Set down all of the data that follows word for word, without the images.

····················

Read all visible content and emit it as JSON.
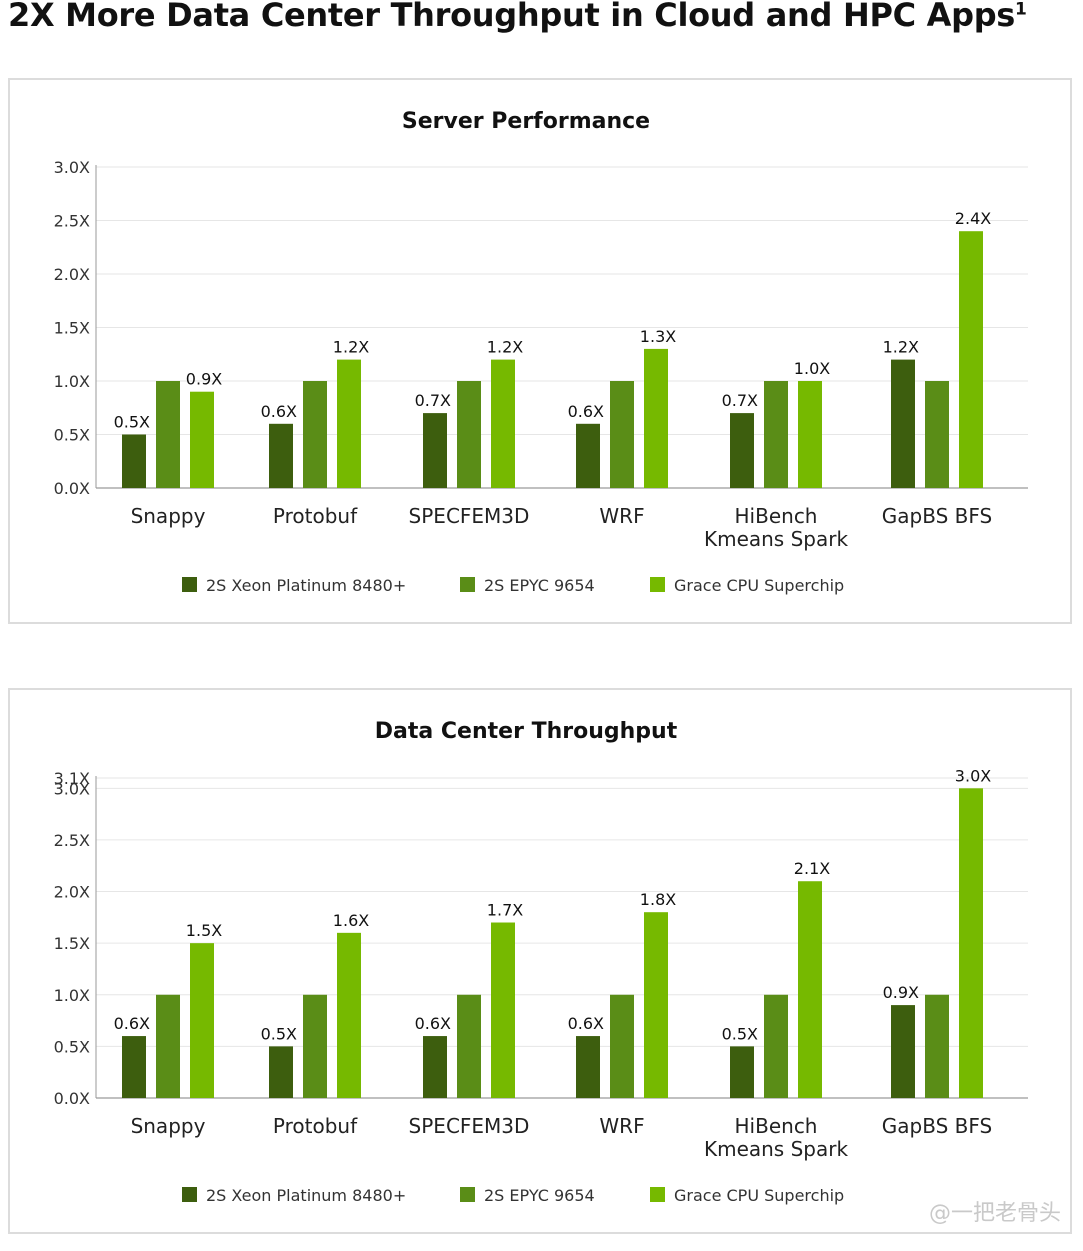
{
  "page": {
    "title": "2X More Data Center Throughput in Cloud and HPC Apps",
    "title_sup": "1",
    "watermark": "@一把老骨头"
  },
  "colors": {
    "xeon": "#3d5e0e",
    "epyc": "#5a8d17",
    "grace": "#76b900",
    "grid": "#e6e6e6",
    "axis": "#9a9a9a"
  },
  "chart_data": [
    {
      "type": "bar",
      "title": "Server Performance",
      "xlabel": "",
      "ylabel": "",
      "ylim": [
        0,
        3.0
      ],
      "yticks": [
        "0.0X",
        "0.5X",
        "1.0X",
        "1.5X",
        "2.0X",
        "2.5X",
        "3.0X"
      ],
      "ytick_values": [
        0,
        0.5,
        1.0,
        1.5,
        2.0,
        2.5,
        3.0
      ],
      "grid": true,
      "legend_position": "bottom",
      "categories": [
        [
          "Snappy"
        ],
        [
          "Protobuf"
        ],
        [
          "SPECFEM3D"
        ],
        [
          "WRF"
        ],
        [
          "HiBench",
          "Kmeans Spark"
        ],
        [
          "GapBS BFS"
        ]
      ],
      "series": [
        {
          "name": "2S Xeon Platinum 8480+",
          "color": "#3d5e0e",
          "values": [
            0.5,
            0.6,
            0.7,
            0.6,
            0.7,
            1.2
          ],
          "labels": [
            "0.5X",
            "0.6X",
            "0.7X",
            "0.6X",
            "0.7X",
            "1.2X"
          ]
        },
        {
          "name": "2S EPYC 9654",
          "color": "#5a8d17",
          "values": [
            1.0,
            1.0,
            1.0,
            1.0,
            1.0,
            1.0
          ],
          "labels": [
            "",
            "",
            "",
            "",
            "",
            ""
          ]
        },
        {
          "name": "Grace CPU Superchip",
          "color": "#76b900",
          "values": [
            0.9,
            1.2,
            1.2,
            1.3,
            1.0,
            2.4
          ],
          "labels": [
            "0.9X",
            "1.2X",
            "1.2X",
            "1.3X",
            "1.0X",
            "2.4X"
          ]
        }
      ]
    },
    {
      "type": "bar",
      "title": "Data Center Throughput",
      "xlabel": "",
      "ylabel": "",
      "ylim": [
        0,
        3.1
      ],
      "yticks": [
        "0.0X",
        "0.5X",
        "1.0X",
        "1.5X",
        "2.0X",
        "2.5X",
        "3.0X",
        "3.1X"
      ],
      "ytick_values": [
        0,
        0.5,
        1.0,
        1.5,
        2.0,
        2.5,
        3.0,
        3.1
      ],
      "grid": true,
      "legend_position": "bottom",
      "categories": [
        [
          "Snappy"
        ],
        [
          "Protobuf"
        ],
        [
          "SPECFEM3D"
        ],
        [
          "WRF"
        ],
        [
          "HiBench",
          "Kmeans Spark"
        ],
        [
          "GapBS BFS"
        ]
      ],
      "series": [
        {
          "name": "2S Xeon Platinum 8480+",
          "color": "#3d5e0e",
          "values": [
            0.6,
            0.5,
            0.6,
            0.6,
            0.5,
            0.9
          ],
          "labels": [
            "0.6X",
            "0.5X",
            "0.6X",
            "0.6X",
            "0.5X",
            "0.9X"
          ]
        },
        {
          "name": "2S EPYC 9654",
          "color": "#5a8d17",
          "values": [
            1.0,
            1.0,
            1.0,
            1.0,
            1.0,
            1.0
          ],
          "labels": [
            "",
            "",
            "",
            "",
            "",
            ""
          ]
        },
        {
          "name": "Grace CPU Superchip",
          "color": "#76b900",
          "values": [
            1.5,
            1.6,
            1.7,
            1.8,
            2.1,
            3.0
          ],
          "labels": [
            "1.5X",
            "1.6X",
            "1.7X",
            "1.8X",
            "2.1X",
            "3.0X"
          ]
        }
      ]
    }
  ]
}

····················

* [RESPONSE FOR THIS EXERCISE]:
Read all visible content and emit it as JSON.
{
  "page": {
    "title": "2X More Data Center Throughput in Cloud and HPC Apps",
    "title_sup": "1",
    "watermark": "@一把老骨头"
  },
  "colors": {
    "xeon": "#3d5e0e",
    "epyc": "#5a8d17",
    "grace": "#76b900",
    "grid": "#e6e6e6",
    "axis": "#9a9a9a"
  },
  "chart_data": [
    {
      "type": "bar",
      "title": "Server Performance",
      "xlabel": "",
      "ylabel": "",
      "ylim": [
        0,
        3.0
      ],
      "yticks": [
        "0.0X",
        "0.5X",
        "1.0X",
        "1.5X",
        "2.0X",
        "2.5X",
        "3.0X"
      ],
      "ytick_values": [
        0,
        0.5,
        1.0,
        1.5,
        2.0,
        2.5,
        3.0
      ],
      "grid": true,
      "legend_position": "bottom",
      "categories": [
        [
          "Snappy"
        ],
        [
          "Protobuf"
        ],
        [
          "SPECFEM3D"
        ],
        [
          "WRF"
        ],
        [
          "HiBench",
          "Kmeans Spark"
        ],
        [
          "GapBS BFS"
        ]
      ],
      "series": [
        {
          "name": "2S Xeon Platinum 8480+",
          "color": "#3d5e0e",
          "values": [
            0.5,
            0.6,
            0.7,
            0.6,
            0.7,
            1.2
          ],
          "labels": [
            "0.5X",
            "0.6X",
            "0.7X",
            "0.6X",
            "0.7X",
            "1.2X"
          ]
        },
        {
          "name": "2S EPYC 9654",
          "color": "#5a8d17",
          "values": [
            1.0,
            1.0,
            1.0,
            1.0,
            1.0,
            1.0
          ],
          "labels": [
            "",
            "",
            "",
            "",
            "",
            ""
          ]
        },
        {
          "name": "Grace CPU Superchip",
          "color": "#76b900",
          "values": [
            0.9,
            1.2,
            1.2,
            1.3,
            1.0,
            2.4
          ],
          "labels": [
            "0.9X",
            "1.2X",
            "1.2X",
            "1.3X",
            "1.0X",
            "2.4X"
          ]
        }
      ]
    },
    {
      "type": "bar",
      "title": "Data Center Throughput",
      "xlabel": "",
      "ylabel": "",
      "ylim": [
        0,
        3.1
      ],
      "yticks": [
        "0.0X",
        "0.5X",
        "1.0X",
        "1.5X",
        "2.0X",
        "2.5X",
        "3.0X",
        "3.1X"
      ],
      "ytick_values": [
        0,
        0.5,
        1.0,
        1.5,
        2.0,
        2.5,
        3.0,
        3.1
      ],
      "grid": true,
      "legend_position": "bottom",
      "categories": [
        [
          "Snappy"
        ],
        [
          "Protobuf"
        ],
        [
          "SPECFEM3D"
        ],
        [
          "WRF"
        ],
        [
          "HiBench",
          "Kmeans Spark"
        ],
        [
          "GapBS BFS"
        ]
      ],
      "series": [
        {
          "name": "2S Xeon Platinum 8480+",
          "color": "#3d5e0e",
          "values": [
            0.6,
            0.5,
            0.6,
            0.6,
            0.5,
            0.9
          ],
          "labels": [
            "0.6X",
            "0.5X",
            "0.6X",
            "0.6X",
            "0.5X",
            "0.9X"
          ]
        },
        {
          "name": "2S EPYC 9654",
          "color": "#5a8d17",
          "values": [
            1.0,
            1.0,
            1.0,
            1.0,
            1.0,
            1.0
          ],
          "labels": [
            "",
            "",
            "",
            "",
            "",
            ""
          ]
        },
        {
          "name": "Grace CPU Superchip",
          "color": "#76b900",
          "values": [
            1.5,
            1.6,
            1.7,
            1.8,
            2.1,
            3.0
          ],
          "labels": [
            "1.5X",
            "1.6X",
            "1.7X",
            "1.8X",
            "2.1X",
            "3.0X"
          ]
        }
      ]
    }
  ]
}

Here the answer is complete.